● Requirement: Reproduce the following listing word for word, keeping every line and character unchanged.

● Data supplied:

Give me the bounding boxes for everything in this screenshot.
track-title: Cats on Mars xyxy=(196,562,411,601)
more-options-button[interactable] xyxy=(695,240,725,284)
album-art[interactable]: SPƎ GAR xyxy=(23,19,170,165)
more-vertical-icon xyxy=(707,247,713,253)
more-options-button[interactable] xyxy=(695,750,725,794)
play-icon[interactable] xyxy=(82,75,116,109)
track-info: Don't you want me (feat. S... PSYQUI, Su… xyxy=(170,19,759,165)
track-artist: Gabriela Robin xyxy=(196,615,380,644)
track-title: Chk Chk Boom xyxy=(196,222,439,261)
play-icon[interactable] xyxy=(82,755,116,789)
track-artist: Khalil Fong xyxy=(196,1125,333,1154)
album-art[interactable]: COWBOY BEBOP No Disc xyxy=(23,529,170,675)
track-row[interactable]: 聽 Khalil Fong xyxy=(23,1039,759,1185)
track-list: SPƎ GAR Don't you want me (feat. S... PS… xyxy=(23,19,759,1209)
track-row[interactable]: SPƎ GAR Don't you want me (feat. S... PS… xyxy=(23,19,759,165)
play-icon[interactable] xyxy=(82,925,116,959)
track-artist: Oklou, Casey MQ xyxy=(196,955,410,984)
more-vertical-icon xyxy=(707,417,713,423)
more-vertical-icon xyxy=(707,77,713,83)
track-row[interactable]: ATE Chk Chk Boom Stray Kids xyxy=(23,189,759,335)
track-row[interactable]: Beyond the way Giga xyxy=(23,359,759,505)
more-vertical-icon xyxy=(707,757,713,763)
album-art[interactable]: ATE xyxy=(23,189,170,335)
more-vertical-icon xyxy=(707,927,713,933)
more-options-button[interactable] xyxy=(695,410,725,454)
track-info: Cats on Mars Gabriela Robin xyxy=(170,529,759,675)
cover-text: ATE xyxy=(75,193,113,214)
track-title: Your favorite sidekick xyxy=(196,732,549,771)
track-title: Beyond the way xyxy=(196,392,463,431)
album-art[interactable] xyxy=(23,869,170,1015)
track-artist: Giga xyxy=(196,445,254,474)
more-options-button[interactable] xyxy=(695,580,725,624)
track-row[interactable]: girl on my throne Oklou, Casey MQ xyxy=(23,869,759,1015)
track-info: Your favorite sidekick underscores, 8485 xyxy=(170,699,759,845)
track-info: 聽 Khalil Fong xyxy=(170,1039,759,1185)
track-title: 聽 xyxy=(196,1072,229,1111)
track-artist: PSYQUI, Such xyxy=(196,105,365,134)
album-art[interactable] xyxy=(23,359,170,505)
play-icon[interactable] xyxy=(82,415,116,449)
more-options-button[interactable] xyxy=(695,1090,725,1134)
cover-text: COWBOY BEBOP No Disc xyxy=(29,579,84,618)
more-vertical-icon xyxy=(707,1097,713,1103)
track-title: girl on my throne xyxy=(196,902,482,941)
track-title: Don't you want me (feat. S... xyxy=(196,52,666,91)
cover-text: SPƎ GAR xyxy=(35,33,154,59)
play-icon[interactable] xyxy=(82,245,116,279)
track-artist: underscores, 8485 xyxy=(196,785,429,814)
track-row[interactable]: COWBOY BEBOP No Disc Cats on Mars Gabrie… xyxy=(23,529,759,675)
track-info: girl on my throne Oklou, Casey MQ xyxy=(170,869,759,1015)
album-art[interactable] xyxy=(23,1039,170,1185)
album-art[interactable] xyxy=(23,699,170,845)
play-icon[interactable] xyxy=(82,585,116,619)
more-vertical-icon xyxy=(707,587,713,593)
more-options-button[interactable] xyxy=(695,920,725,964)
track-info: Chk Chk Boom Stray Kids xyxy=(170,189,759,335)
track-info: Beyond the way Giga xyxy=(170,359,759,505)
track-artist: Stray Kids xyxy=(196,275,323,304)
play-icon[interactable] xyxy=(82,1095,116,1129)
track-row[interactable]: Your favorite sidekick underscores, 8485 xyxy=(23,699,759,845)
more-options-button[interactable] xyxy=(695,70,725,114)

● Output for this task:
Give me the bounding boxes for everything in this screenshot.
track-title: Cats on Mars xyxy=(196,562,411,601)
more-options-button[interactable] xyxy=(695,240,725,284)
album-art[interactable]: SPƎ GAR xyxy=(23,19,170,165)
more-vertical-icon xyxy=(707,247,713,253)
more-options-button[interactable] xyxy=(695,750,725,794)
play-icon[interactable] xyxy=(82,75,116,109)
track-info: Don't you want me (feat. S... PSYQUI, Su… xyxy=(170,19,759,165)
track-artist: Gabriela Robin xyxy=(196,615,380,644)
track-title: Chk Chk Boom xyxy=(196,222,439,261)
play-icon[interactable] xyxy=(82,755,116,789)
track-artist: Khalil Fong xyxy=(196,1125,333,1154)
album-art[interactable]: COWBOY BEBOP No Disc xyxy=(23,529,170,675)
track-row[interactable]: 聽 Khalil Fong xyxy=(23,1039,759,1185)
track-list: SPƎ GAR Don't you want me (feat. S... PS… xyxy=(23,19,759,1209)
track-row[interactable]: SPƎ GAR Don't you want me (feat. S... PS… xyxy=(23,19,759,165)
play-icon[interactable] xyxy=(82,925,116,959)
track-artist: Oklou, Casey MQ xyxy=(196,955,410,984)
more-vertical-icon xyxy=(707,417,713,423)
more-vertical-icon xyxy=(707,77,713,83)
track-row[interactable]: ATE Chk Chk Boom Stray Kids xyxy=(23,189,759,335)
track-row[interactable]: Beyond the way Giga xyxy=(23,359,759,505)
more-vertical-icon xyxy=(707,757,713,763)
album-art[interactable]: ATE xyxy=(23,189,170,335)
more-vertical-icon xyxy=(707,927,713,933)
more-options-button[interactable] xyxy=(695,410,725,454)
track-info: Cats on Mars Gabriela Robin xyxy=(170,529,759,675)
cover-text: ATE xyxy=(75,193,113,214)
track-title: Your favorite sidekick xyxy=(196,732,549,771)
track-title: Beyond the way xyxy=(196,392,463,431)
album-art[interactable] xyxy=(23,869,170,1015)
track-artist: Giga xyxy=(196,445,254,474)
more-options-button[interactable] xyxy=(695,580,725,624)
track-row[interactable]: girl on my throne Oklou, Casey MQ xyxy=(23,869,759,1015)
track-info: Your favorite sidekick underscores, 8485 xyxy=(170,699,759,845)
track-info: 聽 Khalil Fong xyxy=(170,1039,759,1185)
track-title: 聽 xyxy=(196,1072,229,1111)
track-artist: PSYQUI, Such xyxy=(196,105,365,134)
album-art[interactable] xyxy=(23,359,170,505)
play-icon[interactable] xyxy=(82,415,116,449)
more-options-button[interactable] xyxy=(695,1090,725,1134)
cover-text: COWBOY BEBOP No Disc xyxy=(29,579,84,618)
more-vertical-icon xyxy=(707,1097,713,1103)
track-title: girl on my throne xyxy=(196,902,482,941)
track-title: Don't you want me (feat. S... xyxy=(196,52,666,91)
cover-text: SPƎ GAR xyxy=(35,33,154,59)
play-icon[interactable] xyxy=(82,245,116,279)
track-artist: underscores, 8485 xyxy=(196,785,429,814)
track-row[interactable]: COWBOY BEBOP No Disc Cats on Mars Gabrie… xyxy=(23,529,759,675)
track-info: girl on my throne Oklou, Casey MQ xyxy=(170,869,759,1015)
album-art[interactable] xyxy=(23,1039,170,1185)
album-art[interactable] xyxy=(23,699,170,845)
play-icon[interactable] xyxy=(82,585,116,619)
more-vertical-icon xyxy=(707,587,713,593)
more-options-button[interactable] xyxy=(695,920,725,964)
track-info: Chk Chk Boom Stray Kids xyxy=(170,189,759,335)
track-info: Beyond the way Giga xyxy=(170,359,759,505)
track-artist: Stray Kids xyxy=(196,275,323,304)
play-icon[interactable] xyxy=(82,1095,116,1129)
track-row[interactable]: Your favorite sidekick underscores, 8485 xyxy=(23,699,759,845)
more-options-button[interactable] xyxy=(695,70,725,114)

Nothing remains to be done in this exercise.